> [Material for this exercise]:
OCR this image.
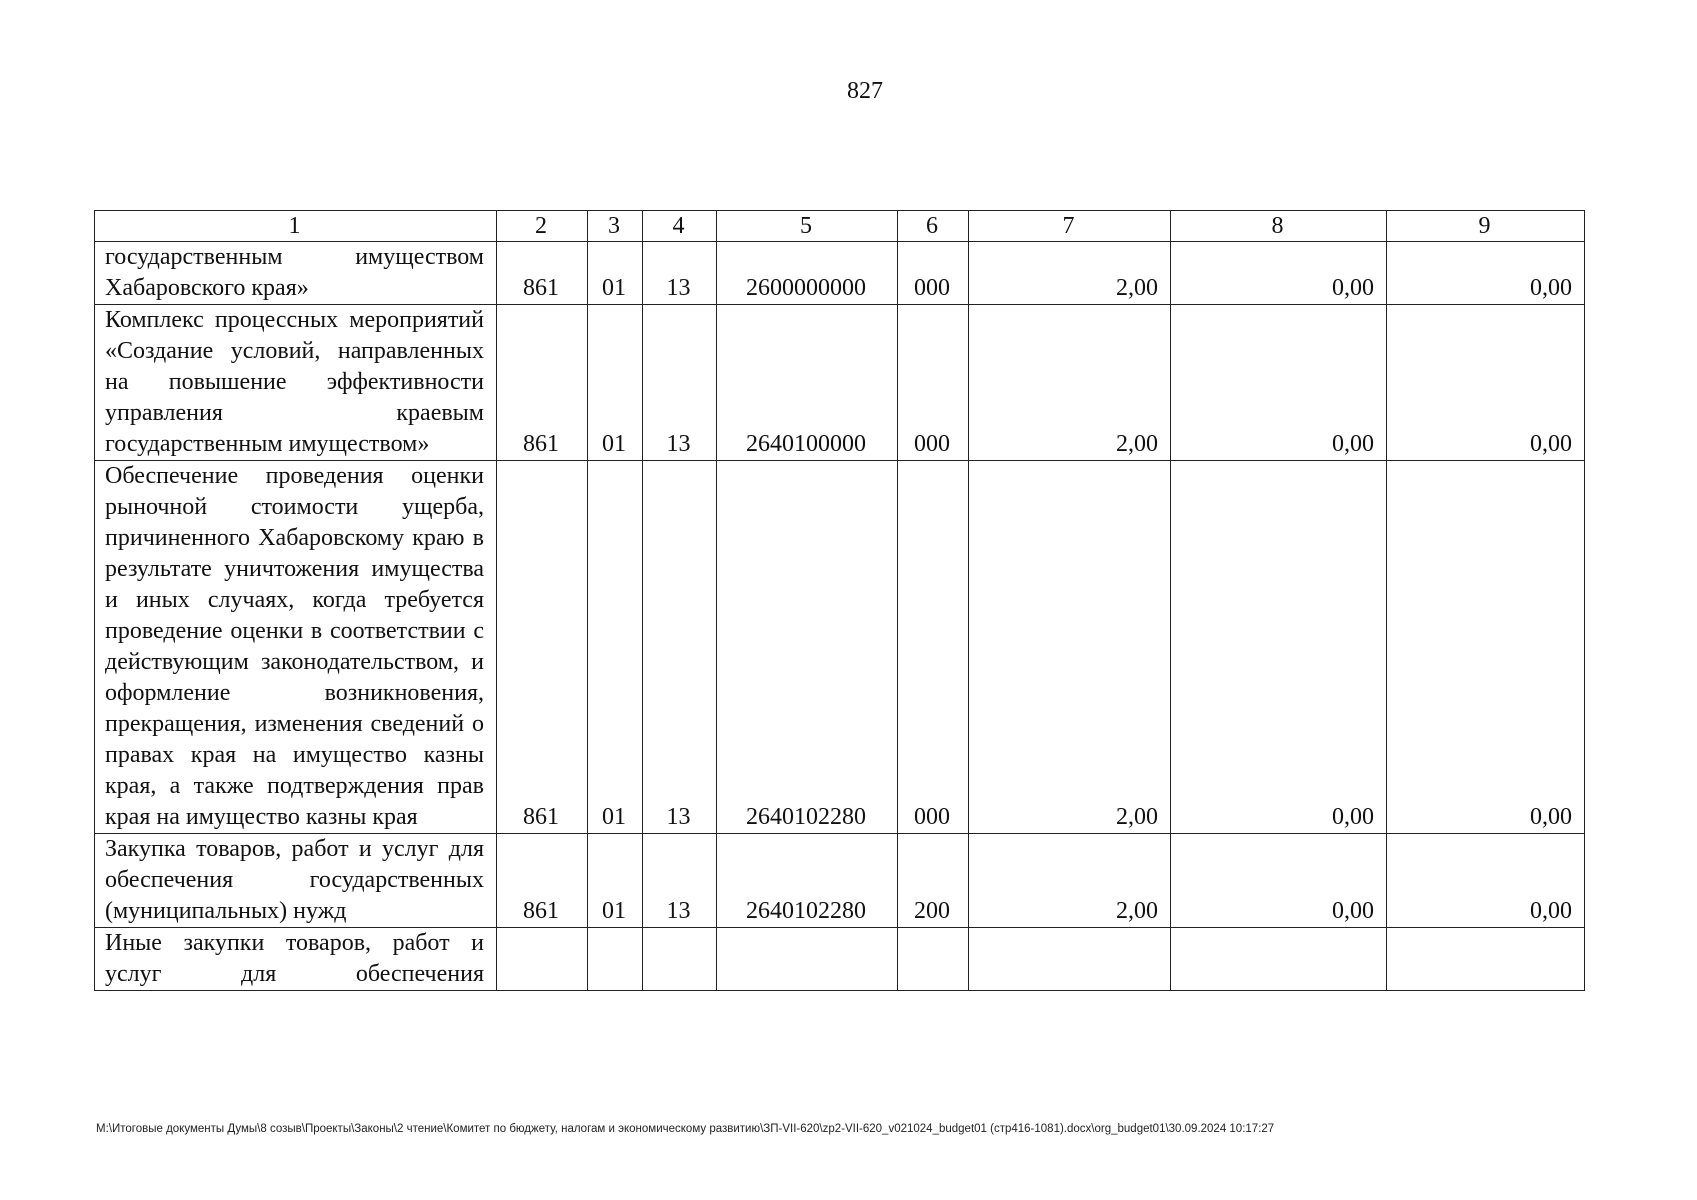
827
1	2	3	4	5	6	7	8	9
государственным имуществом Хабаровского края»	861	01	13	2600000000	000	2,00	0,00	0,00
Комплекс процессных мероприятий «Создание условий, направленных на повышение эффективности управления краевым государственным имуществом»	861	01	13	2640100000	000	2,00	0,00	0,00
Обеспечение проведения оценки рыночной стоимости ущерба, причиненного Хабаровскому краю в результате уничтожения имущества и иных случаях, когда требуется проведение оценки в соответствии с действующим законодательством, и оформление возникновения, прекращения, изменения сведений о правах края на имущество казны края, а также подтверждения прав края на имущество казны края	861	01	13	2640102280	000	2,00	0,00	0,00
Закупка товаров, работ и услуг для обеспечения государственных (муниципальных) нужд	861	01	13	2640102280	200	2,00	0,00	0,00
Иные закупки товаров, работ и услуг для обеспечения								
M:\Итоговые документы Думы\8 созыв\Проекты\Законы\2 чтение\Комитет по бюджету, налогам и экономическому развитию\ЗП-VII-620\zp2-VII-620_v021024_budget01 (стр416-1081).docx\org_budget01\30.09.2024 10:17:27
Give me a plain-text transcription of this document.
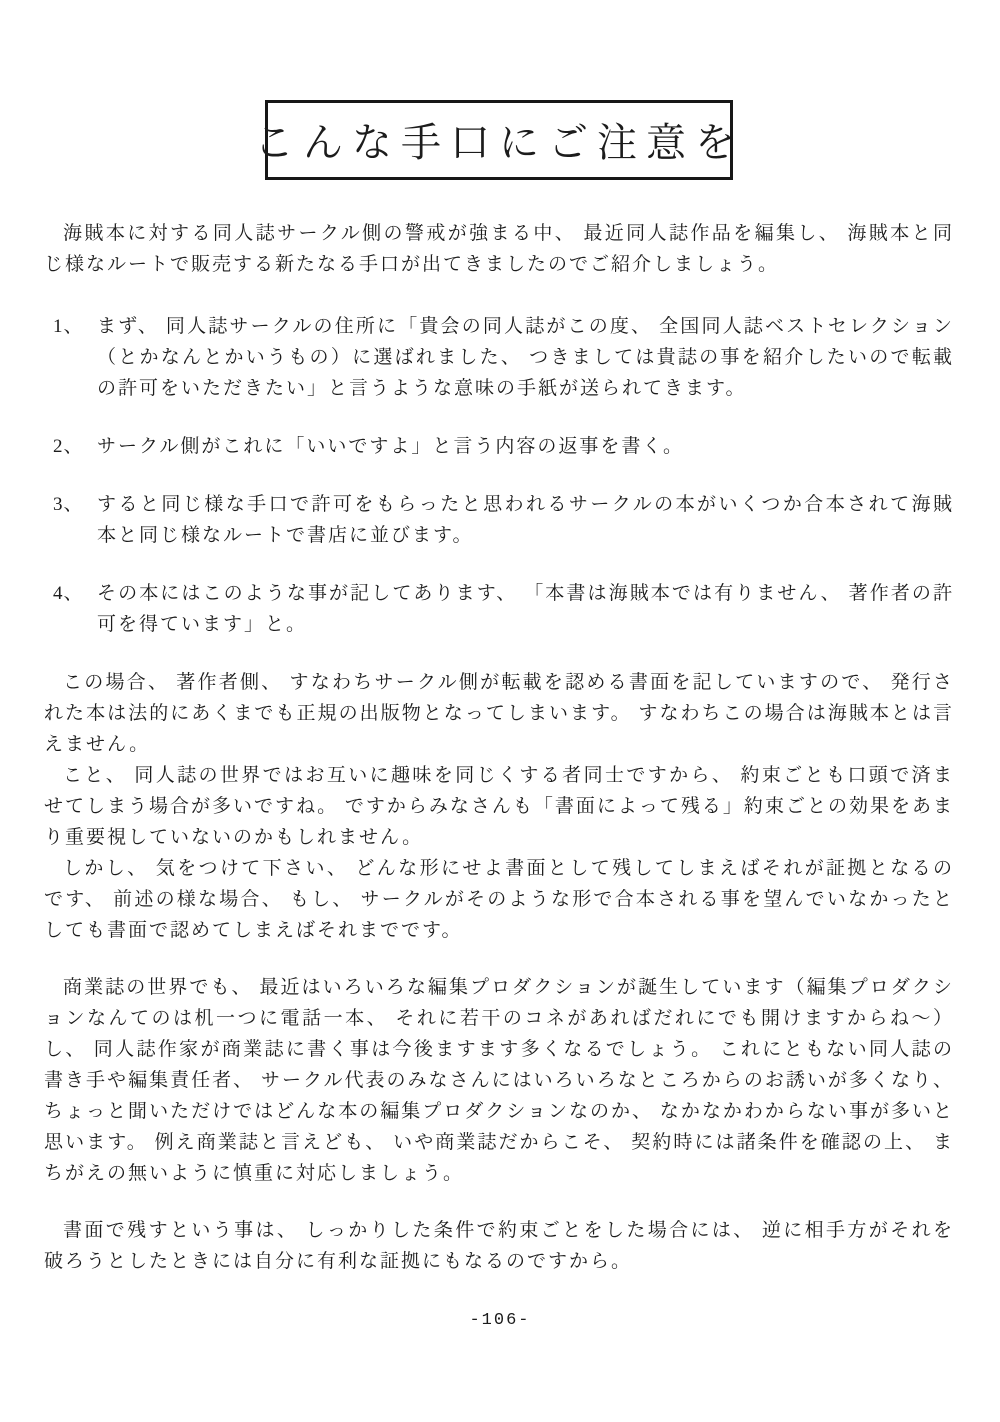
こんな手口にご注意を

海賊本に対する同人誌サークル側の警戒が強まる中、 最近同人誌作品を編集し、 海賊本と同じ様なルートで販売する新たなる手口が出てきましたのでご紹介しましょう。

1、 まず、 同人誌サークルの住所に「貴会の同人誌がこの度、 全国同人誌ベストセレクション（とかなんとかいうもの）に選ばれました、 つきましては貴誌の事を紹介したいので転載の許可をいただきたい」と言うような意味の手紙が送られてきます。
2、 サークル側がこれに「いいですよ」と言う内容の返事を書く。
3、 すると同じ様な手口で許可をもらったと思われるサークルの本がいくつか合本されて海賊本と同じ様なルートで書店に並びます。
4、 その本にはこのような事が記してあります、 「本書は海賊本では有りません、 著作者の許可を得ています」と。

この場合、 著作者側、 すなわちサークル側が転載を認める書面を記していますので、 発行された本は法的にあくまでも正規の出版物となってしまいます。 すなわちこの場合は海賊本とは言えません。

こと、 同人誌の世界ではお互いに趣味を同じくする者同士ですから、 約束ごとも口頭で済ませてしまう場合が多いですね。 ですからみなさんも「書面によって残る」約束ごとの効果をあまり重要視していないのかもしれません。

しかし、 気をつけて下さい、 どんな形にせよ書面として残してしまえばそれが証拠となるのです、 前述の様な場合、 もし、 サークルがそのような形で合本される事を望んでいなかったとしても書面で認めてしまえばそれまでです。

商業誌の世界でも、 最近はいろいろな編集プロダクションが誕生しています（編集プロダクションなんてのは机一つに電話一本、 それに若干のコネがあればだれにでも開けますからね～）し、 同人誌作家が商業誌に書く事は今後ますます多くなるでしょう。 これにともない同人誌の書き手や編集責任者、 サークル代表のみなさんにはいろいろなところからのお誘いが多くなり、 ちょっと聞いただけではどんな本の編集プロダクションなのか、 なかなかわからない事が多いと思います。 例え商業誌と言えども、 いや商業誌だからこそ、 契約時には諸条件を確認の上、 まちがえの無いように慎重に対応しましょう。

書面で残すという事は、 しっかりした条件で約束ごとをした場合には、 逆に相手方がそれを破ろうとしたときには自分に有利な証拠にもなるのですから。

-106-
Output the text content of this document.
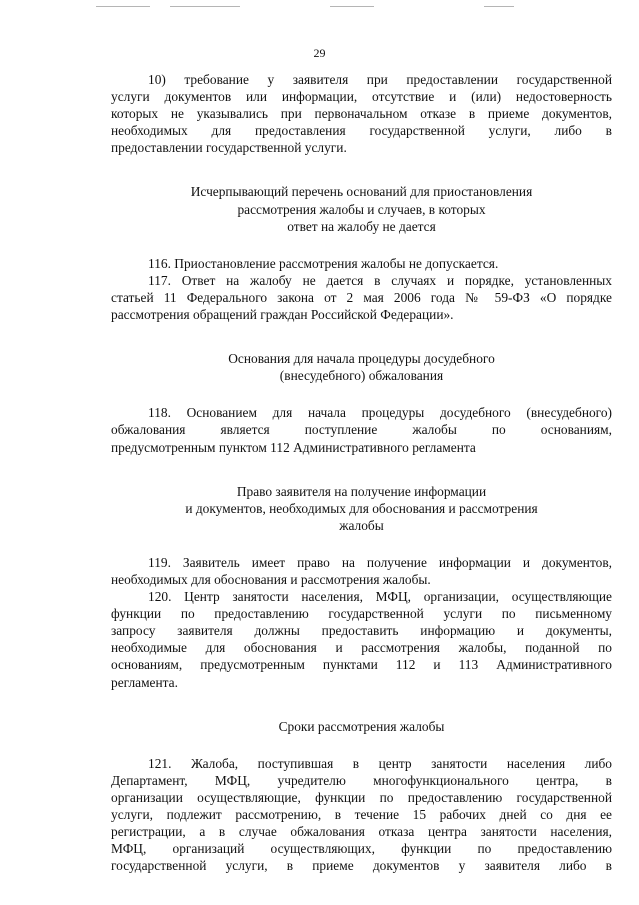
29
10) требование у заявителя при предоставлении государственной
услуги документов или информации, отсутствие и (или) недостоверность
которых не указывались при первоначальном отказе в приеме документов,
необходимых для предоставления государственной услуги, либо в
предоставлении государственной услуги.
Исчерпывающий перечень оснований для приостановления
рассмотрения жалобы и случаев, в которых
ответ на жалобу не дается
116. Приостановление рассмотрения жалобы не допускается.
117. Ответ на жалобу не дается в случаях и порядке, установленных
статьей 11 Федерального закона от 2 мая 2006 года № 59-ФЗ «О порядке
рассмотрения обращений граждан Российской Федерации».
Основания для начала процедуры досудебного
(внесудебного) обжалования
118. Основанием для начала процедуры досудебного (внесудебного)
обжалования является поступление жалобы по основаниям,
предусмотренным пунктом 112 Административного регламента
Право заявителя на получение информации
и документов, необходимых для обоснования и рассмотрения
жалобы
119. Заявитель имеет право на получение информации и документов,
необходимых для обоснования и рассмотрения жалобы.
120. Центр занятости населения, МФЦ, организации, осуществляющие
функции по предоставлению государственной услуги по письменному
запросу заявителя должны предоставить информацию и документы,
необходимые для обоснования и рассмотрения жалобы, поданной по
основаниям, предусмотренным пунктами 112 и 113 Административного
регламента.
Сроки рассмотрения жалобы
121. Жалоба, поступившая в центр занятости населения либо
Департамент, МФЦ, учредителю многофункционального центра, в
организации осуществляющие, функции по предоставлению государственной
услуги, подлежит рассмотрению, в течение 15 рабочих дней со дня ее
регистрации, а в случае обжалования отказа центра занятости населения,
МФЦ, организаций осуществляющих, функции по предоставлению
государственной услуги, в приеме документов у заявителя либо в
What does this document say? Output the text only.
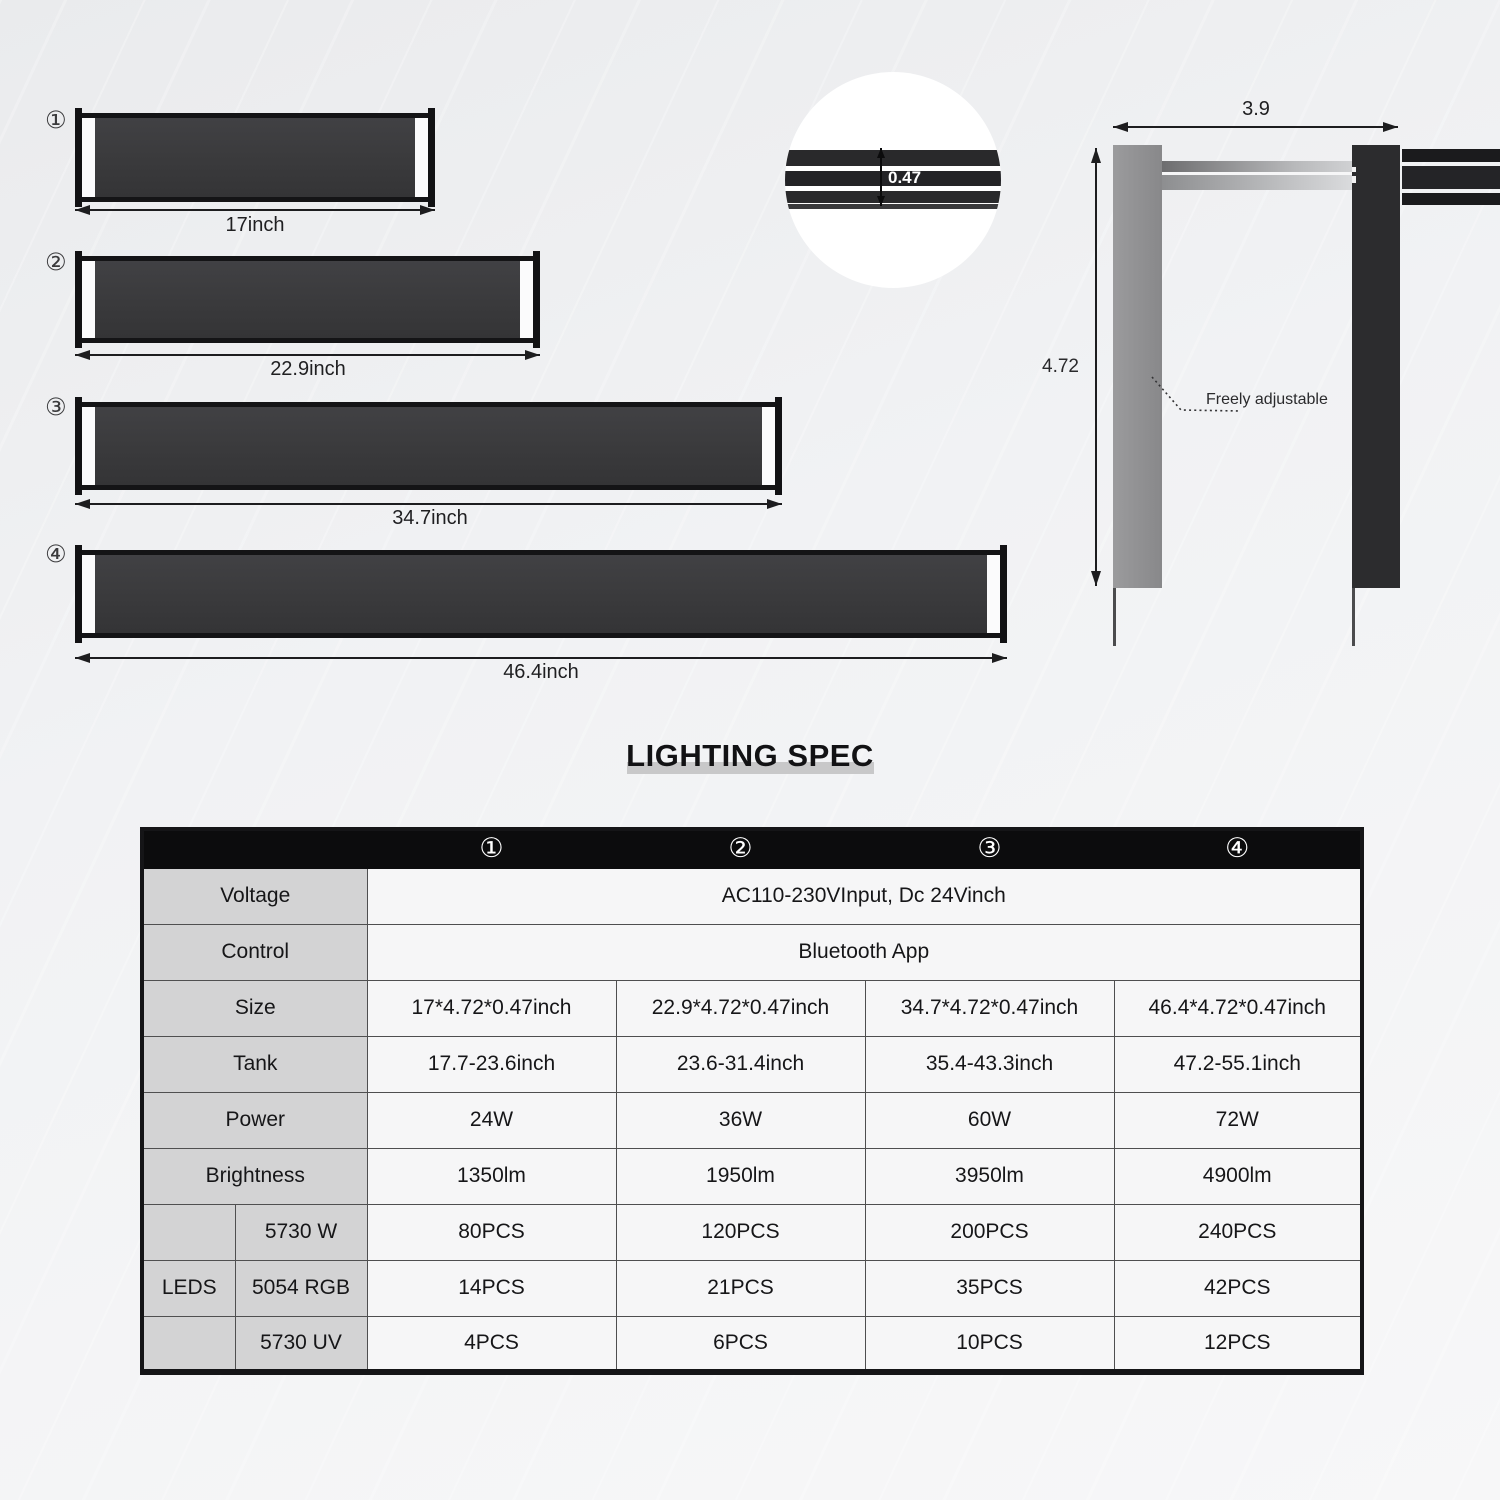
①
17inch
②
22.9inch
③
34.7inch
④
46.4inch
0.47
3.9
4.72
Freely adjustable
LIGHTING SPEC
		①	②	③	④
Voltage		AC110-230VInput, Dc 24Vinch			
Control		Bluetooth App			
Size		17*4.72*0.47inch	22.9*4.72*0.47inch	34.7*4.72*0.47inch	46.4*4.72*0.47inch
Tank		17.7-23.6inch	23.6-31.4inch	35.4-43.3inch	47.2-55.1inch
Power		24W	36W	60W	72W
Brightness		1350lm	1950lm	3950lm	4900lm
	5730 W	80PCS	120PCS	200PCS	240PCS
LEDS	5054 RGB	14PCS	21PCS	35PCS	42PCS
	5730 UV	4PCS	6PCS	10PCS	12PCS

> [Requirements]:
In the material above, tally every line with the string "документов" in it, then give that number alone.

> [Full output]:
5